■ **Instruction 1**
In the extract on Zed data pools, what is the pool key typically configured as when the pool data is not structured as records?

An argument to a command that takes a commit object is called a commitish since it can be expressed as a branch or as a commit ID.
1.4.3 Pool Key
Each data pool is organized according to its configured pool key, which is the sort key for all data stored in the lake. Different data pools can have different pool keys but all of the data in a pool must have the same pool key.
As pool data is often comprised of Zed records (analogous to JSON objects),
the pool key is typically a field of the stored records.
When pool data is not structured as records/objects (e.g., scalar or arrays or other
non-record types), then the pool key would typically be configured
as the special value this
.
Data can be efficiently scanned if a query has a filter operating on the pool
key. For example, on a pool with pool key ts
, the query ts == 100
will be optimized to scan only the data objects where the value 100
could be
present.
The pool key will also serve as the primary key for the forthcoming CRUD semantics.
A pool also has a configured sort order, either ascending or descending and data is organized in the pool in accordance with this order. Data scans may be either ascending or descending, and scans that follow the configured order are generally more efficient than scans that run in the opposing order.
Scans may also be range-limited but unordered.
Any data loaded into a pool that lacks the pool key is presumed to have a null value with regard to range scans. If large amounts of such "keyless data" are loaded into a pool, the ability to optimize scans over such data is impaired.
1.5 Time Travel
Because commits are transactional and immutable, a query
sees its entire data scan as a fixed "snapshot" with respect to the
commit history. In fact, Zed's from operator
allows a commit object to be specified with the @
suffix to a
pool reference, e.g.,
zed query 'from logs@1tRxi7zjT7oKxCBwwZ0rbaiLRxb | ...'
In this way, a query can time-travel through the commit history. As long as the underlying data has not been deleted, arbitrarily old snapshots of the Zed lake can be easily queried.

■ **Dataset content**

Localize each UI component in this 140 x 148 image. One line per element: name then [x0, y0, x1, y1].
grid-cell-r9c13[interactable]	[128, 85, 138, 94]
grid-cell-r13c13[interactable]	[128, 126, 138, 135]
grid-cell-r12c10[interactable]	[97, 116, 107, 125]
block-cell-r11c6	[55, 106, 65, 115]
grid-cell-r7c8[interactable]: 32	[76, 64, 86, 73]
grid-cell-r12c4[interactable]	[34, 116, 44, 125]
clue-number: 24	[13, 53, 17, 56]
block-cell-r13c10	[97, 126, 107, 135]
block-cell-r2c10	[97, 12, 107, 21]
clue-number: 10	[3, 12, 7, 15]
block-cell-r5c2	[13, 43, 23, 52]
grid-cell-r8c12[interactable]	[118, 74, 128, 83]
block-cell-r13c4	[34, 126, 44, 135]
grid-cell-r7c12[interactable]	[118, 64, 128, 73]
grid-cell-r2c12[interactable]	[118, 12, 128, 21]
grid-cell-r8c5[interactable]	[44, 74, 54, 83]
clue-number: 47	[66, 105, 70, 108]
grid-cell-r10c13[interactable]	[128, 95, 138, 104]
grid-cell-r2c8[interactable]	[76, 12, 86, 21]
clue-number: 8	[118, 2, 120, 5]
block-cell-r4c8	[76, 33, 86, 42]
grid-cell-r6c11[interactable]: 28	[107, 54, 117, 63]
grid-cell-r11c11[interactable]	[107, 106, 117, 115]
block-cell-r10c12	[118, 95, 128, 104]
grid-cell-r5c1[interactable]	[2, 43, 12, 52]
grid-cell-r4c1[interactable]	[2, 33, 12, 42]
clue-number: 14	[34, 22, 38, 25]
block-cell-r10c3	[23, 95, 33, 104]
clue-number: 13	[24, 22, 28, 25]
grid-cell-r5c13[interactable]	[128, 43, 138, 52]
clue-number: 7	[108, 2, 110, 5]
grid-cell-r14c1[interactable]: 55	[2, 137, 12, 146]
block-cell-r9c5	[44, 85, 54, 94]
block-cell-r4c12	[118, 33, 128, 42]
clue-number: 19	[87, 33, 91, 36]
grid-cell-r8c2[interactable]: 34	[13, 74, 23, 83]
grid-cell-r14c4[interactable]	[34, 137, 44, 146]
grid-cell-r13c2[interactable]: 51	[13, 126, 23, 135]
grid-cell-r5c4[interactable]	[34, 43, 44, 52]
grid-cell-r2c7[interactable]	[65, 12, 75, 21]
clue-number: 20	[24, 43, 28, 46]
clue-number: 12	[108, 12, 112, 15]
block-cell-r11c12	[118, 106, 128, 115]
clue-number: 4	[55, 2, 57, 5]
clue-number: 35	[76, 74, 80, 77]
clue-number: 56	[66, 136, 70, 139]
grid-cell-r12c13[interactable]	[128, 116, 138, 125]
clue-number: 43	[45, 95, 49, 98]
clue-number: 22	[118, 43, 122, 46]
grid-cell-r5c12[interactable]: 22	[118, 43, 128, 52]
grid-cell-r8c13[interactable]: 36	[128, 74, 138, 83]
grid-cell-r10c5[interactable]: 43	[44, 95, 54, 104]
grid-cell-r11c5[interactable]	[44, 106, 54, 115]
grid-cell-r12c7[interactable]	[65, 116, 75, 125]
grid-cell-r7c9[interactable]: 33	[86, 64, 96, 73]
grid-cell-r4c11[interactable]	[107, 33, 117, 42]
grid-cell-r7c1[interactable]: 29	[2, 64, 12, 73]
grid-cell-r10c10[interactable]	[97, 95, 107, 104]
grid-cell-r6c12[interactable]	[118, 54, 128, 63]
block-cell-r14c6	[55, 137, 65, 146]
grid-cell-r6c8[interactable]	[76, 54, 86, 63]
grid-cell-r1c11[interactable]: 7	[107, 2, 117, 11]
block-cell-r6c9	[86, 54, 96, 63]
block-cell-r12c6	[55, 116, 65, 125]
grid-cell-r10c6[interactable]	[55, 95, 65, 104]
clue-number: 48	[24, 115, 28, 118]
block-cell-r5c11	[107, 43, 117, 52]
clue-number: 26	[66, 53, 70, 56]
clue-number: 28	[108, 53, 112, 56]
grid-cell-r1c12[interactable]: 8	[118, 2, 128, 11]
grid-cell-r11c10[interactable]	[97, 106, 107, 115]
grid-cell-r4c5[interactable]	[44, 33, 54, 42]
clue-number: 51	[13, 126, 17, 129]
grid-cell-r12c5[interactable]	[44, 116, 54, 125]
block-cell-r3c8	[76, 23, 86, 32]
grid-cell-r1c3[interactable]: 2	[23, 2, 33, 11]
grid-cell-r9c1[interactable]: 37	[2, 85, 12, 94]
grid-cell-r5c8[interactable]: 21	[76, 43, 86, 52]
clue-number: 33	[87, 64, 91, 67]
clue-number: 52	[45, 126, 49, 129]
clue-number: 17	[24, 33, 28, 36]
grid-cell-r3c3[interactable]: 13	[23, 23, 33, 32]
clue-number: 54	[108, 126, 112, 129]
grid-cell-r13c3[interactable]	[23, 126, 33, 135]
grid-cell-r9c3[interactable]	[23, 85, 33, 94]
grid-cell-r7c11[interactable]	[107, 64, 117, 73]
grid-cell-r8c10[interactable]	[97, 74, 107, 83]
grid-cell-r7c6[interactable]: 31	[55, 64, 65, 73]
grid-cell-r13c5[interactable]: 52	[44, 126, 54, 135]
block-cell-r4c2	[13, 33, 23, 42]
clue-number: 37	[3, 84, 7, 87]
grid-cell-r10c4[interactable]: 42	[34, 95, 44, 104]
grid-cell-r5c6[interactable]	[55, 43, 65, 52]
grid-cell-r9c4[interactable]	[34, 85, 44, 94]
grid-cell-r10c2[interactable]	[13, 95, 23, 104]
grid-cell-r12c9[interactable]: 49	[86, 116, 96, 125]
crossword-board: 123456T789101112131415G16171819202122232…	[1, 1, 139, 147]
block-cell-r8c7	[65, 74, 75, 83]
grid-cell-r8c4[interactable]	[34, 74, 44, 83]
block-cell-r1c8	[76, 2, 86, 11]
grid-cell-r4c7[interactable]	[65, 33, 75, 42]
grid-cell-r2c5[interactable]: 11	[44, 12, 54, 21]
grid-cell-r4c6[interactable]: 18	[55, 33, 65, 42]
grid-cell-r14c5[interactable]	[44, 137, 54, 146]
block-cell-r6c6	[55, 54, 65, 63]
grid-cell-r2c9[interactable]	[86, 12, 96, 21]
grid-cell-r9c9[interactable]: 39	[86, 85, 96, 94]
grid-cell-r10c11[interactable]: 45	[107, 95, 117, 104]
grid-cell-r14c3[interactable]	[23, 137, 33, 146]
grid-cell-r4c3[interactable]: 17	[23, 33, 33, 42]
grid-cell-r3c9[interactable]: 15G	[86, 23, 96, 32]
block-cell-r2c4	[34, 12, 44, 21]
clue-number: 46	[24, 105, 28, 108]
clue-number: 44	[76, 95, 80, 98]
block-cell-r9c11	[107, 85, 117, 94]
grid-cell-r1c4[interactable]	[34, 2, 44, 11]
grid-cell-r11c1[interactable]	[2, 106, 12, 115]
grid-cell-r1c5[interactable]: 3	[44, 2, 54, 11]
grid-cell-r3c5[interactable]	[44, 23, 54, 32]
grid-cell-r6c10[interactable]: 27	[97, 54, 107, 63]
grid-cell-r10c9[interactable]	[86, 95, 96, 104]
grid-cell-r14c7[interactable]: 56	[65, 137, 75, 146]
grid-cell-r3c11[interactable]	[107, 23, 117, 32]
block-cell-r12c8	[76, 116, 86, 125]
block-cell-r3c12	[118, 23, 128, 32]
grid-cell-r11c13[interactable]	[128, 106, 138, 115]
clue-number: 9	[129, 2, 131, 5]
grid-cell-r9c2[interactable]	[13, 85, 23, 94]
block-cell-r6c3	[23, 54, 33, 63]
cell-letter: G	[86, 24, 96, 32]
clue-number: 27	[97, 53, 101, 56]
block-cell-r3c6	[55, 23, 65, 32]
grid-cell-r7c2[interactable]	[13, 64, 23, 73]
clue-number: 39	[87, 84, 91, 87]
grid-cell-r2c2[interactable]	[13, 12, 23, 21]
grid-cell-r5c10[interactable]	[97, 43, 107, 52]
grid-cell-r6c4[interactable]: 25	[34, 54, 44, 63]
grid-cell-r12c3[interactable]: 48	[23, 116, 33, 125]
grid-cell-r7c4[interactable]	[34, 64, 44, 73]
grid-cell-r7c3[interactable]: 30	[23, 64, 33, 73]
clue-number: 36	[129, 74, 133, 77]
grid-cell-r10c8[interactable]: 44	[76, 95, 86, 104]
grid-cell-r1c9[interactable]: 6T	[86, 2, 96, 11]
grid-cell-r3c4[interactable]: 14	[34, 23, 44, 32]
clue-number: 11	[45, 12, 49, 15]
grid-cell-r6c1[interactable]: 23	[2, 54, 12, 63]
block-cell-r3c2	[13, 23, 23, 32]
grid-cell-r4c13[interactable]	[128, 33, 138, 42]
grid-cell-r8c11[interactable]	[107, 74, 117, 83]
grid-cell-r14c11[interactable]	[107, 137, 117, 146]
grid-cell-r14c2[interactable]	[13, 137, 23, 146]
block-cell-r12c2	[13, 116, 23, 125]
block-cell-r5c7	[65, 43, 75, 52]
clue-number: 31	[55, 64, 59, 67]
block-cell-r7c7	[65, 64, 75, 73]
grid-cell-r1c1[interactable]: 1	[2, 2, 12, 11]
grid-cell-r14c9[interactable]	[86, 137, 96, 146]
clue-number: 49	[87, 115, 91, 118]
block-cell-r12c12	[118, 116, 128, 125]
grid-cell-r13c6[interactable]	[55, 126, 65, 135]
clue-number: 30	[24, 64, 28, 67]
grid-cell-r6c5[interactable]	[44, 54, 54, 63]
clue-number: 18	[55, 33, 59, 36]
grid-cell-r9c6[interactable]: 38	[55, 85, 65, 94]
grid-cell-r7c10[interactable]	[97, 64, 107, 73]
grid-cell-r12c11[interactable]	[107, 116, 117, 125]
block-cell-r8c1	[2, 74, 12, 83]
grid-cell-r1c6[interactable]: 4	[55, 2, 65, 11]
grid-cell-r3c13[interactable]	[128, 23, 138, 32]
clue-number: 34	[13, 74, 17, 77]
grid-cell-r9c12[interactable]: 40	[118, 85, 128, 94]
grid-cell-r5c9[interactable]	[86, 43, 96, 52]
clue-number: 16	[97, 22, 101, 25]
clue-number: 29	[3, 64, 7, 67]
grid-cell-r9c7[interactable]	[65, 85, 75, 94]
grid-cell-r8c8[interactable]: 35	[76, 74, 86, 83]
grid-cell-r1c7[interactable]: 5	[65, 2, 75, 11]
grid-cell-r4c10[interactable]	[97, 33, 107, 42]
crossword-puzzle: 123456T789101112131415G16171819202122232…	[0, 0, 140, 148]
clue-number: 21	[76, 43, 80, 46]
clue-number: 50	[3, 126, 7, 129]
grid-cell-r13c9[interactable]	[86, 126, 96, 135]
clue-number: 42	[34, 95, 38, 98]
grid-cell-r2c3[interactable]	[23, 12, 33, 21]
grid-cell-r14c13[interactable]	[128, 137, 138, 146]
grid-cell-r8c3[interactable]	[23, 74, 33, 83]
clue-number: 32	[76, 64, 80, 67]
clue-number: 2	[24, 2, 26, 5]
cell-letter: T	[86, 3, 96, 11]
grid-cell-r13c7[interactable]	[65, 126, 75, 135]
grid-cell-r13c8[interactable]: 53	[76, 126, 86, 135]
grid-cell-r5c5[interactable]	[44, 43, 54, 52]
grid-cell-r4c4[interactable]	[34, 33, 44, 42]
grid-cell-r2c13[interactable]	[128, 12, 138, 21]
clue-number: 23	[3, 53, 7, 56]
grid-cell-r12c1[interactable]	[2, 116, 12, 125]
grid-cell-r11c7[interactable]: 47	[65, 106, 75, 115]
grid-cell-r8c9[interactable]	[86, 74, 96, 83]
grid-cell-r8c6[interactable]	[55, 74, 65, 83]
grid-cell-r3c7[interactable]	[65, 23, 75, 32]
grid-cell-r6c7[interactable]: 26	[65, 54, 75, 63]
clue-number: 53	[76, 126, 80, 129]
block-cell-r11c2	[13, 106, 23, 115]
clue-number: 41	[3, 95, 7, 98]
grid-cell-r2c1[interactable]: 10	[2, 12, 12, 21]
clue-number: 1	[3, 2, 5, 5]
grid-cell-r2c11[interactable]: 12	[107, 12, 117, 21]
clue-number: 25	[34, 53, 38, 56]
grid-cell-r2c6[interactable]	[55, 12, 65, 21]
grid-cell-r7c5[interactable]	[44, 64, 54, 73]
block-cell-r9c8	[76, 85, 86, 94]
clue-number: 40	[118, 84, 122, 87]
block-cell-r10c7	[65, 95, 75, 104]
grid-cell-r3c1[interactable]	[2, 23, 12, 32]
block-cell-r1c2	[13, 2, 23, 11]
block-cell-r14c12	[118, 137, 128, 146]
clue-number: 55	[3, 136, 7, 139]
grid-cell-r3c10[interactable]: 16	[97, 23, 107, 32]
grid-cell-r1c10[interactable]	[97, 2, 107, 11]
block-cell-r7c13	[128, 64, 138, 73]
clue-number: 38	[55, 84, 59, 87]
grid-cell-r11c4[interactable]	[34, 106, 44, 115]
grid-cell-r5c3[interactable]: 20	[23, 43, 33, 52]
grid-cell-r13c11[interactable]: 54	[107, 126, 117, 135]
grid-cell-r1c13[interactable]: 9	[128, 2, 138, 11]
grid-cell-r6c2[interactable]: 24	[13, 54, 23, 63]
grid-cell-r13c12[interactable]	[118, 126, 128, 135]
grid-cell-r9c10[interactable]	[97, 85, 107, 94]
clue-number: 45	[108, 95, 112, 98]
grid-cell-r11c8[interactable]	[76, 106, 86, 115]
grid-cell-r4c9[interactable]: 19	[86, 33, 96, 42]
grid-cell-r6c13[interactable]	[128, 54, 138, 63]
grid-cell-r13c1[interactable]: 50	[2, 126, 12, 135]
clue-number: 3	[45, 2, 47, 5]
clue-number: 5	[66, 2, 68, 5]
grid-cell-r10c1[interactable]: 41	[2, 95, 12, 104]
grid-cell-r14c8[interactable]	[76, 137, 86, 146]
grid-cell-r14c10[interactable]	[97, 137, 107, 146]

■ **Instruction 2**
Can you reproduce the rows from the first row to the line with "116, 44, 125]", both included?

■ **Correct answer 1**
The special value this.

■ **Correct answer 2**
Localize each UI component in this 140 x 148 image. One line per element: name then [x0, y0, x1, y1].
grid-cell-r9c13[interactable]	[128, 85, 138, 94]
grid-cell-r13c13[interactable]	[128, 126, 138, 135]
grid-cell-r12c10[interactable]	[97, 116, 107, 125]
block-cell-r11c6	[55, 106, 65, 115]
grid-cell-r7c8[interactable]: 32	[76, 64, 86, 73]
grid-cell-r12c4[interactable]	[34, 116, 44, 125]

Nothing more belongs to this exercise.